**To do**
A – In the risk factors below, copy the stretch from "We are subject" through "costs and expenses." word for word.
B – List each activity involving hazardous chemicals that, according to the risk factors below, the environmental regulations relate to.

**Text section**
━━━━━━━━
WE MAY INCUR SIGNIFICANT LIABILITIES IF WE FAIL TO COMPLY WITH ENVIRONMENTAL
REGULATIONS.

  We are subject to environmental regulations relating to the use, storage,
discharge, site cleanup, and disposal of hazardous chemicals used in our
manufacturing processes. If we fail to comply with present and future
regulations, or are required to perform site remediation, we could be subject to
future liabilities or the suspension of production. Present and future
regulations may also:

 .  restrict our ability to expand our facilities;

 .  require us to acquire costly equipment; or

 .  require us to incur other significant costs and expenses.

PRODUCTS WE MANUFACTURE MAY CONTAIN DESIGN OR MANUFACTURING DEFECTS WHICH COULD
RESULT IN REDUCED DEMAND FOR OUR SERVICES AND LIABILITY CLAIMS AGAINST US.

  We manufacture products to our customers' specifications which are highly
complex and may at times contain design or manufacturing errors or failures.
Defects have been discovered in products we manufacture in the past and, despite
our quality control and quality assurance efforts, defects may occur in the
future. Defects in the products we manufacture, whether caused by a design,
manufacturing or component failure or error, may result in delayed shipments to
customers or reduced or cancelled customer orders. If these defects occur in
large quantities or too frequently, our business reputation may also be
impaired. In addition, these defects may result in liability claims against us.

OUR OPERATING RESULTS WILL DEPEND ON OUR ABILITY TO MANAGE OUR GROWTH.

                                       19
<PAGE>

  We have grown rapidly in recent years and we expect to continue to expand our
operations. This growth has placed, and will continue to place, significant
strain on our management, operations, technical, financial, systems, sales,
marketing and other resources.  For example, we identified a significant
inventory shortfall occurring in the fourth quarter of fiscal 1997 that
substantially adversely affected our operating results for that period. As a
result of this shortfall, we reviewed and continue to review our security
procedures and operating and financial controls. Based upon such review, we
implemented enhanced security systems and inventory work-in-process tracking
systems. These systems may not be adequate or have the intended results.  We
have implemented various cost management programs to enhance our profitability.
━━━━━━━━
**Data for analysis**
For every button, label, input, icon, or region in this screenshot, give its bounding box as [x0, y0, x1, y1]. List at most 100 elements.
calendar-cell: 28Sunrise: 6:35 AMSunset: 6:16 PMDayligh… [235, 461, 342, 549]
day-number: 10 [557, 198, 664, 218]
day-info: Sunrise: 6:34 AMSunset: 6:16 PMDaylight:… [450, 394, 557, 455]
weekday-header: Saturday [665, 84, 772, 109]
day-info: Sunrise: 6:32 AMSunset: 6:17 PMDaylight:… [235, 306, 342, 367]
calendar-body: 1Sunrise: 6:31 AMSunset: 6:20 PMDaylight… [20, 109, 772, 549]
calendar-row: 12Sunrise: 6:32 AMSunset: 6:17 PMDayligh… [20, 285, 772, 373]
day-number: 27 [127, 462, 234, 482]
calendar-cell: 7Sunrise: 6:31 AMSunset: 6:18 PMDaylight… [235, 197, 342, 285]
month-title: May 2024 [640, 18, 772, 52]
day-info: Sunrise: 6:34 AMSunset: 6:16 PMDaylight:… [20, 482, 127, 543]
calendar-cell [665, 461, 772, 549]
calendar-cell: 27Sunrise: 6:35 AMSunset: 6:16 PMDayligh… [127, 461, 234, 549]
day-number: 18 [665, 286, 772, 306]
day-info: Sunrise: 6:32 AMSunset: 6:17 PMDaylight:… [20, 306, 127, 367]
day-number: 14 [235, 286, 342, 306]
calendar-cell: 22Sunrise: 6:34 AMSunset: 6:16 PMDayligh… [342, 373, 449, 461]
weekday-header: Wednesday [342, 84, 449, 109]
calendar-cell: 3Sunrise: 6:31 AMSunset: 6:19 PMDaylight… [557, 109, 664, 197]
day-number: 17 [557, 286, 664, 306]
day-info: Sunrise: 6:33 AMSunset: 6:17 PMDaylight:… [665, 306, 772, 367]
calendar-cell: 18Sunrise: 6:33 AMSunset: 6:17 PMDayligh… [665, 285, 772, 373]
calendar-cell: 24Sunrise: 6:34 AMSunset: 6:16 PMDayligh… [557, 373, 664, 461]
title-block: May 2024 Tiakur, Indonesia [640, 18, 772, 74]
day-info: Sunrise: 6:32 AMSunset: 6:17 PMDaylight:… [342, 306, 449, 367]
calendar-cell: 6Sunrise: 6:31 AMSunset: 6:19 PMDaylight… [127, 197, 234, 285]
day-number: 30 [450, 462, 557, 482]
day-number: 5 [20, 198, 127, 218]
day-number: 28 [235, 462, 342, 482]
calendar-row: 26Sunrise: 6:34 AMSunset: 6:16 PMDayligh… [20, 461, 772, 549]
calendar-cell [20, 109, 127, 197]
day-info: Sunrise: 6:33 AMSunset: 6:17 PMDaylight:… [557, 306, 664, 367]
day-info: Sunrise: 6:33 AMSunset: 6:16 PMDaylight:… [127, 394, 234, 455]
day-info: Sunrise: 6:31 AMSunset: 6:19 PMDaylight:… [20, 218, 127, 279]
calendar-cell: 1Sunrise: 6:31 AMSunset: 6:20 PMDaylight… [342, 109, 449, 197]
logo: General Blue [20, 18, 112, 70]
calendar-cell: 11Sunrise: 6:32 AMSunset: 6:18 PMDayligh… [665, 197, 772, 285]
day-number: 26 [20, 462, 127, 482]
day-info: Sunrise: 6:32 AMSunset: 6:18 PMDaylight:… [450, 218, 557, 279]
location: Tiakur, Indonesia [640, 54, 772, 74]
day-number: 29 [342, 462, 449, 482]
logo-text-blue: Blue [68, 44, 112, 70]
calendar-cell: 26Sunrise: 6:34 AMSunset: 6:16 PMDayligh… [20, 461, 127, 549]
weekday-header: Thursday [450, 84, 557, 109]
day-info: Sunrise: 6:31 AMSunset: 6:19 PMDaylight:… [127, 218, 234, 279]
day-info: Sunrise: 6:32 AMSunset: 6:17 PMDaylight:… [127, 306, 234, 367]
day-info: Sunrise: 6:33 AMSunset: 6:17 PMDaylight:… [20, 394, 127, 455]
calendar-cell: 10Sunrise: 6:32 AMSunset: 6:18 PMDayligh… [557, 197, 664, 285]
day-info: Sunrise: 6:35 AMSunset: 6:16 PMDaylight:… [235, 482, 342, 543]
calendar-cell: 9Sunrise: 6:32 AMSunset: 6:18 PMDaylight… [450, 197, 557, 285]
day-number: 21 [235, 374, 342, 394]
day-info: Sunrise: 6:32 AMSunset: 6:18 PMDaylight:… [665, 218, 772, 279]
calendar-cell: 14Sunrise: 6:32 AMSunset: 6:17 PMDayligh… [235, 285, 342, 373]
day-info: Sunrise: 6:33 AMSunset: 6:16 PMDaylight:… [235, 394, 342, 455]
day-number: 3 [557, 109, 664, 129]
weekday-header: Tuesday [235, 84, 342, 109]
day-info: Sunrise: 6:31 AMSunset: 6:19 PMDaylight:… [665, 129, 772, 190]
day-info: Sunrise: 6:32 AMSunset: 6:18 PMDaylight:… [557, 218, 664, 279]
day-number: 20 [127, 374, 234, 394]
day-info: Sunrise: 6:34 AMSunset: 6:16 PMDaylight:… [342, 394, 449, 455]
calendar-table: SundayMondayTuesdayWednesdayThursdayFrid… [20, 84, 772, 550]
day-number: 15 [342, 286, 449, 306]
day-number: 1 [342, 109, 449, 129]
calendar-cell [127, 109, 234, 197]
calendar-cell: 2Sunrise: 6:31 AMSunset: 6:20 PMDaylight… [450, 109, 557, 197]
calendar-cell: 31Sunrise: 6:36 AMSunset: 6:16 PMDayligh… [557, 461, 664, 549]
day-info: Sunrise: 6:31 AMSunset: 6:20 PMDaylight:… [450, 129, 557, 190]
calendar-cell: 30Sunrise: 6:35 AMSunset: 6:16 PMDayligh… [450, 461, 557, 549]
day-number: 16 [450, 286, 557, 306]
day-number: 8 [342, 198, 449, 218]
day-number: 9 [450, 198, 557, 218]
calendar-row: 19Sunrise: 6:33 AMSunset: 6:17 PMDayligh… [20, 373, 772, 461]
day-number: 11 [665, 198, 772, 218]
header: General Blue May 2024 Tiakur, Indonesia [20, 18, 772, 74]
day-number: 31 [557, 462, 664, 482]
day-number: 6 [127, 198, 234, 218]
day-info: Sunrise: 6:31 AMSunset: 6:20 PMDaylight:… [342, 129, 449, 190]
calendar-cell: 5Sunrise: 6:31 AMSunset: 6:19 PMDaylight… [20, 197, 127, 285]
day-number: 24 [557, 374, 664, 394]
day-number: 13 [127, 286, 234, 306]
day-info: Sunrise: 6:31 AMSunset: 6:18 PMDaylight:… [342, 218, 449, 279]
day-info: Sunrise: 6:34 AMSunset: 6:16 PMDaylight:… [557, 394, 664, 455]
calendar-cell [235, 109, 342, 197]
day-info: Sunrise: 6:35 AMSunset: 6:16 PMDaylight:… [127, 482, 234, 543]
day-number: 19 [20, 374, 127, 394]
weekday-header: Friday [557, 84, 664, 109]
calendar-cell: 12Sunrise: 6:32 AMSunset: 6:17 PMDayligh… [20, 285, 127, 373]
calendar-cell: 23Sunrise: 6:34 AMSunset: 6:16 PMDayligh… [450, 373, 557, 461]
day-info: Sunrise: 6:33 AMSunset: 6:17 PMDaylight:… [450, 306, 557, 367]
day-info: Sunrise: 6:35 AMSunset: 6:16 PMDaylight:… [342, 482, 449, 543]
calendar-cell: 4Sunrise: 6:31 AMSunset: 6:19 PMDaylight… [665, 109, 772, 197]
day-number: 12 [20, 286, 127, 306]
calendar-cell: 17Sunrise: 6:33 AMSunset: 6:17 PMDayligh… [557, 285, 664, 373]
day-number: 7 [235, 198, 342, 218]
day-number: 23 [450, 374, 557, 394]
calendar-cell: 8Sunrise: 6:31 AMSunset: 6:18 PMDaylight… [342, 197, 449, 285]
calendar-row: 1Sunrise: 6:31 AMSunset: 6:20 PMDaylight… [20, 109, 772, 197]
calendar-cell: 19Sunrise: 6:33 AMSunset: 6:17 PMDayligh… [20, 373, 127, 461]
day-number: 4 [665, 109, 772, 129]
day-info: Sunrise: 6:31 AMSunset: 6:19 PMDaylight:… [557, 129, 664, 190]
━━━━━━━━
**Task solutions**
A –
We are subject to environmental regulations relating to the use, storage,
discharge, site cleanup, and disposal of hazardous chemicals used in our
manufacturing processes. If we fail to comply with present and future
regulations, or are required to perform site remediation, we could be subject to
future liabilities or the suspension of production. Present and future
regulations may also:

 .  restrict our ability to expand our facilities;

 .  require us to acquire costly equipment; or

 .  require us to incur other significant costs and expenses.

B –
Use
Storage
Discharge
Site cleanup
Disposal